抜粋本文:

+===+

「投資をやっているけど保有銘柄の会社が倒産する確率を知りたい」
「コロナショックでも安心して保有していたい」
そんな疑問にお答えします。
長期目線で淡々と投資を続けているshigeです。
投資の教科書というタイトルが付く位鉄板な本ですが、コロナショックも踏まえて
今回は倒産リスクについて深堀していきたいと思います。
折角の保有銘柄を一時の感情で手放すのはもったいないですよ。銘柄分析を行って売るか保有を続けるかしっかり考えましょう。

「ファンダメンタル投資の教科書」を使い、7つの視点から診断していきます。
この本はいろんなサイトでおすすめされていますが、やっぱり実際に使ってみて初めて知識が身に付きますからね。
ファンダメンタル投資の教科書
個人投資家のバイブル。わかりやすさと信頼感で圧倒的支持!日本株投資のベストセラーが最新事例でパワーアップ!
会社四季報、決算書でここまでできる銘柄の選び方
足立武志 著 ダイヤモンド社 出版 1700円+税 4.0
この記事を読むメリット
他人の言葉に惑わされず自分で考える力がつく
下落相場の時にも自信をもって対応できる
今回は7項目の内4項目をご紹介します。どうかお付き合いください。
残りの3項目についての記事はこちら
-
ファンダメンタル投資の教科書で倒産リスクの診断をする ②
シンプルな内容だからおぼえやすい 調整相場でも淡々と次の上昇相場に向けて準備をしているshigeです。 前回に続いて今回は残り ...
①自己資本比率が低くないか
資本比率が80%以上であれば優良、50%以上なら合格点、逆に20%以下であれば安全性の面からリスクが高まります。
p39より
サイトによりますが会社全体の資産に対して返済義務のないお金が「50%以上あればひと安心」と言う事です。
日本の企業の平均は40%だからそれよりほんの少し多いだけで合格なんです。逆に言うと日本の企業は保有している資産の内60%は返済義務のあるお金だと言う事なんですね。

+===+

問題:
上にある倒産リスク診断の文章を、最後の一文の後から書き継ぐこと。

提示情報:
+===+

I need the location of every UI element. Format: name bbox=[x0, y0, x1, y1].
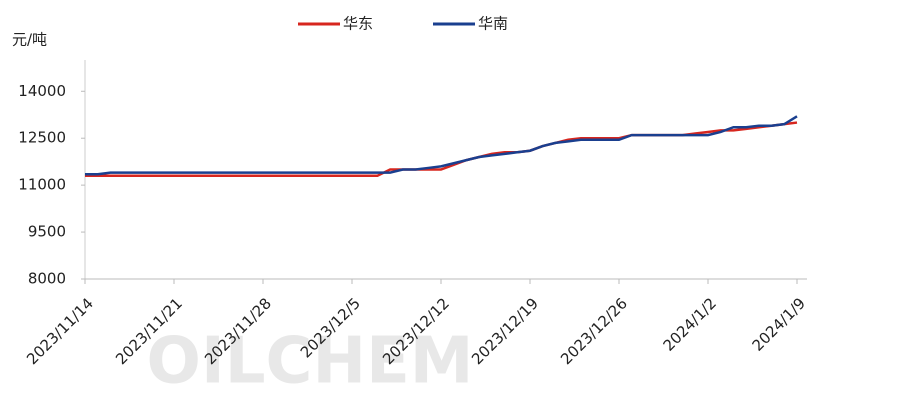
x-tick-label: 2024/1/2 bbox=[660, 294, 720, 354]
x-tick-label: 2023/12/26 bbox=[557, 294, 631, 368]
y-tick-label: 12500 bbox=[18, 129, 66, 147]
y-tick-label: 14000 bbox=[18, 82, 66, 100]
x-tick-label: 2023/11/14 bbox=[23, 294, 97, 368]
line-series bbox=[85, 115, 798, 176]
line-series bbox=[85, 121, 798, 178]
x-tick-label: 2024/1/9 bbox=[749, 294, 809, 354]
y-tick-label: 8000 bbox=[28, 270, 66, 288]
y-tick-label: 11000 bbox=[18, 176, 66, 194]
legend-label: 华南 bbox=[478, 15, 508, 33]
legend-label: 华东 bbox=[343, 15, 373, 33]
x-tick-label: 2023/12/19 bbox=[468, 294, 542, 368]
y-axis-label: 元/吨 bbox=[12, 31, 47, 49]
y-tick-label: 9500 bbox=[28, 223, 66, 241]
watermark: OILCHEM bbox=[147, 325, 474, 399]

+===+

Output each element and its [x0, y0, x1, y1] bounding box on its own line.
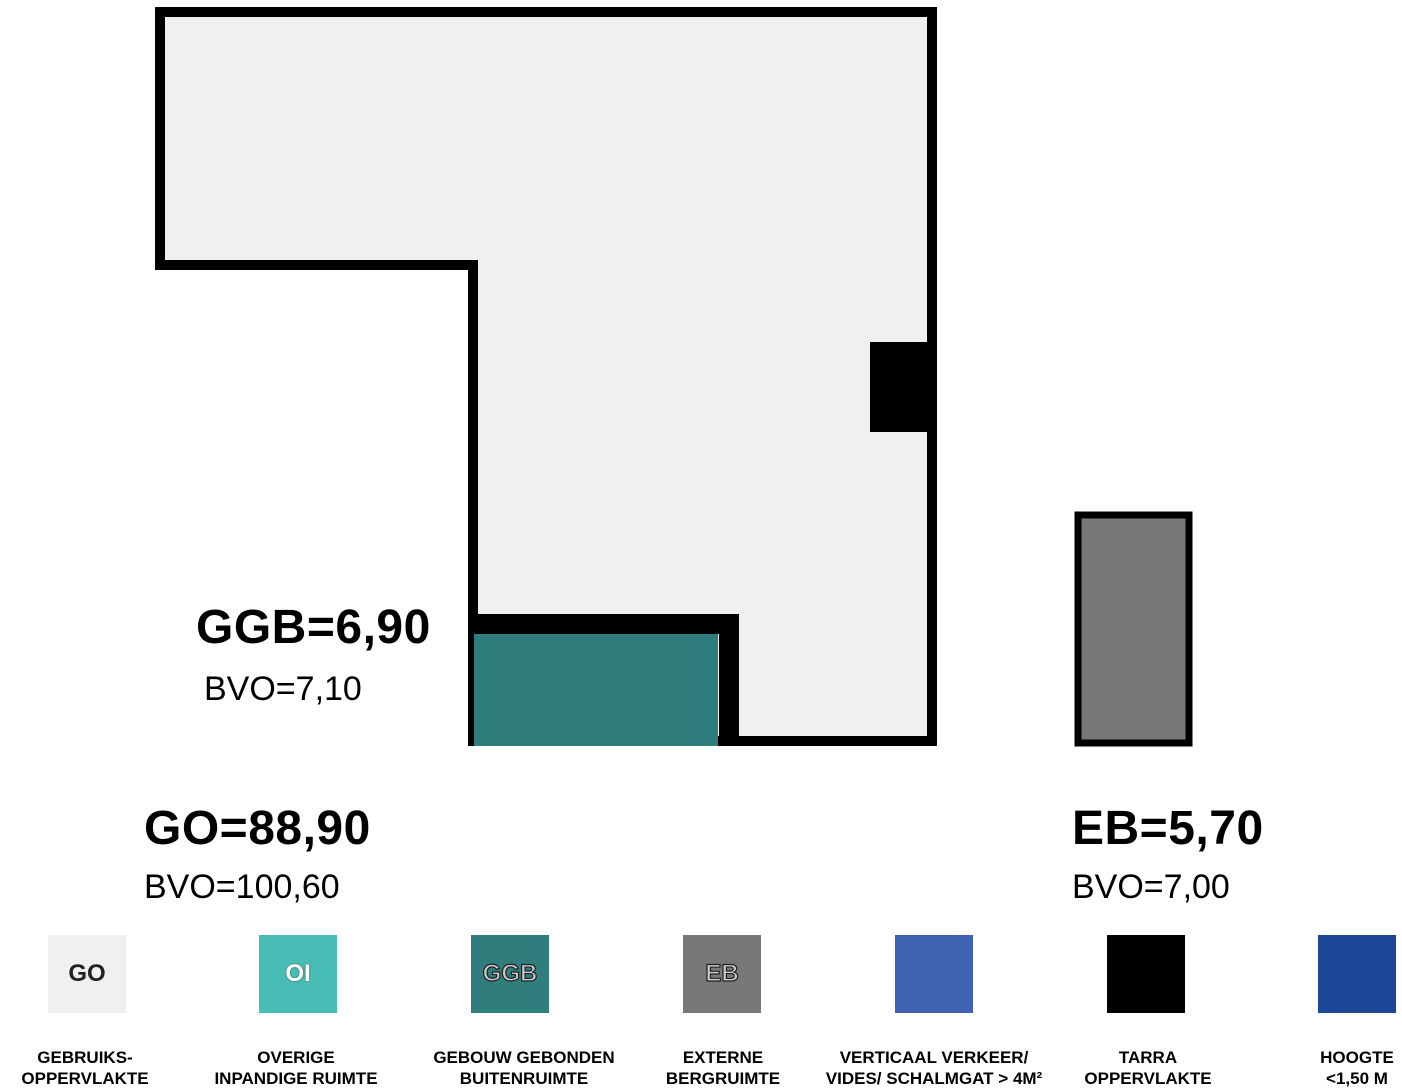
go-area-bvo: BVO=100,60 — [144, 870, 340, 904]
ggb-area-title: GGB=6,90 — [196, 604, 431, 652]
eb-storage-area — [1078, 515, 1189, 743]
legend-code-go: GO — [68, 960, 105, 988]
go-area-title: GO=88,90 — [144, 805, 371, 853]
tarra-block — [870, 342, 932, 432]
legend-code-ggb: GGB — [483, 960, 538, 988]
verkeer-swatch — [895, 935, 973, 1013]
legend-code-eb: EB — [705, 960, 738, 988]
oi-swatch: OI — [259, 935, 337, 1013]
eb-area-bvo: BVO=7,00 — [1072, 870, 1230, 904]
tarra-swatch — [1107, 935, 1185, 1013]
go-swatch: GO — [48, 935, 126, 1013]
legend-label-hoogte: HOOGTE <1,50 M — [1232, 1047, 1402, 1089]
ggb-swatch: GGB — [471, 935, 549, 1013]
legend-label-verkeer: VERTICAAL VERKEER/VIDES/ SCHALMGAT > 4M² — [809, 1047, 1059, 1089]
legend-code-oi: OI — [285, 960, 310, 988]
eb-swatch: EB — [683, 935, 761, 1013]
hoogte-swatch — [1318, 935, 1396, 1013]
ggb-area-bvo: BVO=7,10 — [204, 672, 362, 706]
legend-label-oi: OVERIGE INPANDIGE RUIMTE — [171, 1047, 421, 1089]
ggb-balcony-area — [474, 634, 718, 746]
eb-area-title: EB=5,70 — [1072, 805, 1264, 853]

+===+

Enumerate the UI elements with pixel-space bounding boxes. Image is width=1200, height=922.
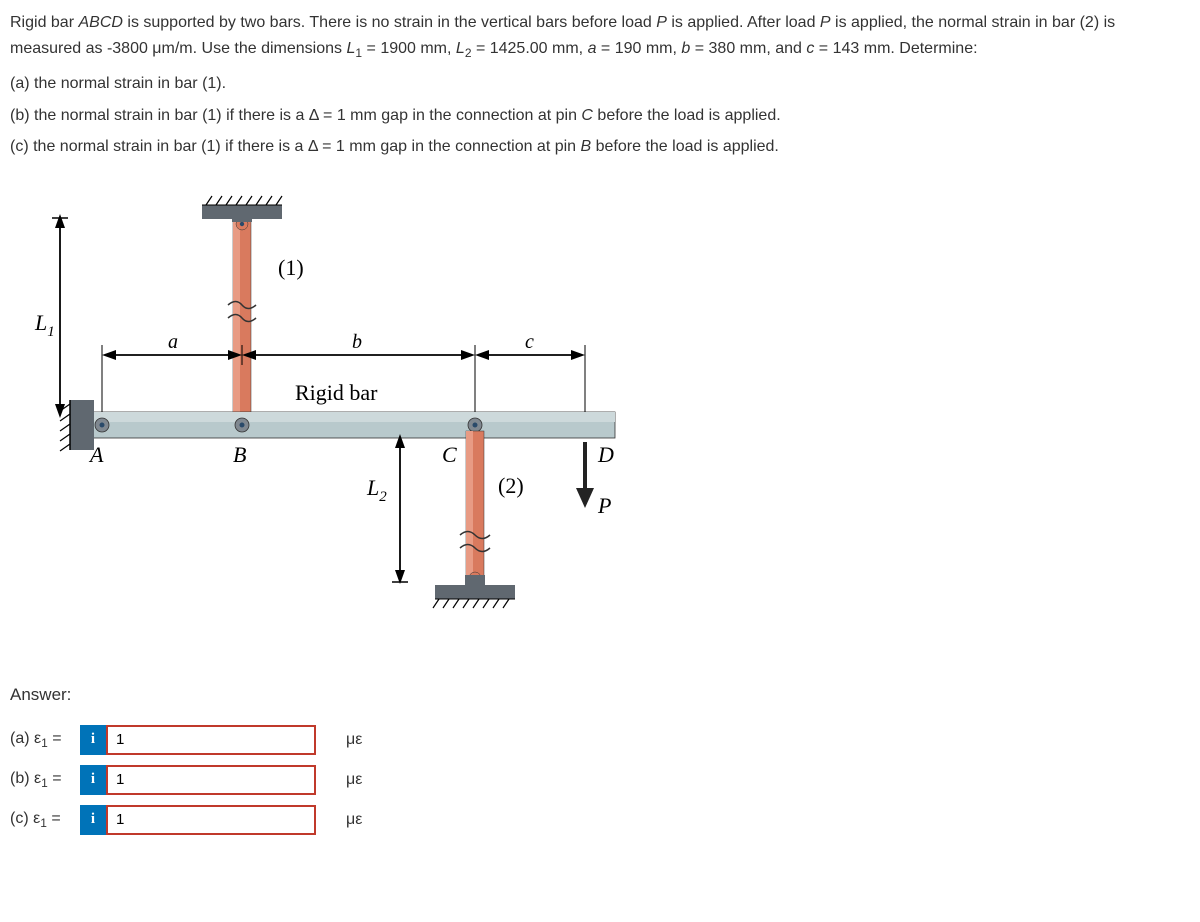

+===+

解答:
当方が保有してるアイ・アールジャパン(以下IRJ)は自己資本比率は四季報春号で「74.9%」。
自己資本比率だけでも優良企業という事がわかりました。
②有利子負債が多くないか
筆者は有利子負債の額と現金同等物の額を比較してリスクの程度を判断することにしています。
p40より
現金同等物とは3か月定期預金や普通預金の様にすぐに換金できるものを指します。
その金額が金利(レンタル料の事)を払わなければいけない金額に対してどの程度あるかが重要な判断材料になります。
四季報には「財務状況」の以下の部分に掲載されています。
借金はないに越したことがありませんが、運転資金の全てを自腹で調達するのは難しいと思うので支払い能力を越えない借金ならしてもよいと当方は思っています。
そしてIRJの場合は現金同等物が「27億2600万円」。一方の有利子負債が「2億円」。
現金同等物における有利子負債の割合は約7%。現金同等物の方が圧倒的に多いので倒産のリスクは低そうです。
③営業キャッシュ・フローがマイナスになっていないか
営業CF(キャッシュフロー)がプラスということは、「本業でキャッシュが獲得できている」事を表します
p42より
企業が何のために活動しているかと言えばお金を稼ぐ為です。
お金を稼いで商品を作り、経費を払い、従業員に給料を払い、借金を返したり、税金を払ったり、配当金を払ったりします。
そして残ったお金は次の事業に使います。全ての大元は現金です。
しかしながら、企業が商品やサービスを売っても、実際にお金が入ってくるまで時差がある場合もあります。
その間、今度は自分が何かの支払いをしていると手元のお金が無くなって帳簿上は黒字なのに倒産してしまいます。
本の中にも書いてありましたが、損益計算書に書かれている5つの利益「売上」「営業利益」「経常利益」「純利益」「1株利益」は黒字でも、営業CFが2期連続でマイナスだと、お客さんの代金の支払いが滞った場合とても危険な状態になります。
ホリエモンは「あり金全部使え!」と言っていますが、やっぱりある程度の現金や貯金は持っていた方がよさそうですね。
だから営業CFの数値を観る事もその企業の倒産リスクを計る上で大切です。
IRJは先述の画像にあるように営業CFは「13億5200万円」です。本業で充分なお金を稼いでいるので心配はなさそうです。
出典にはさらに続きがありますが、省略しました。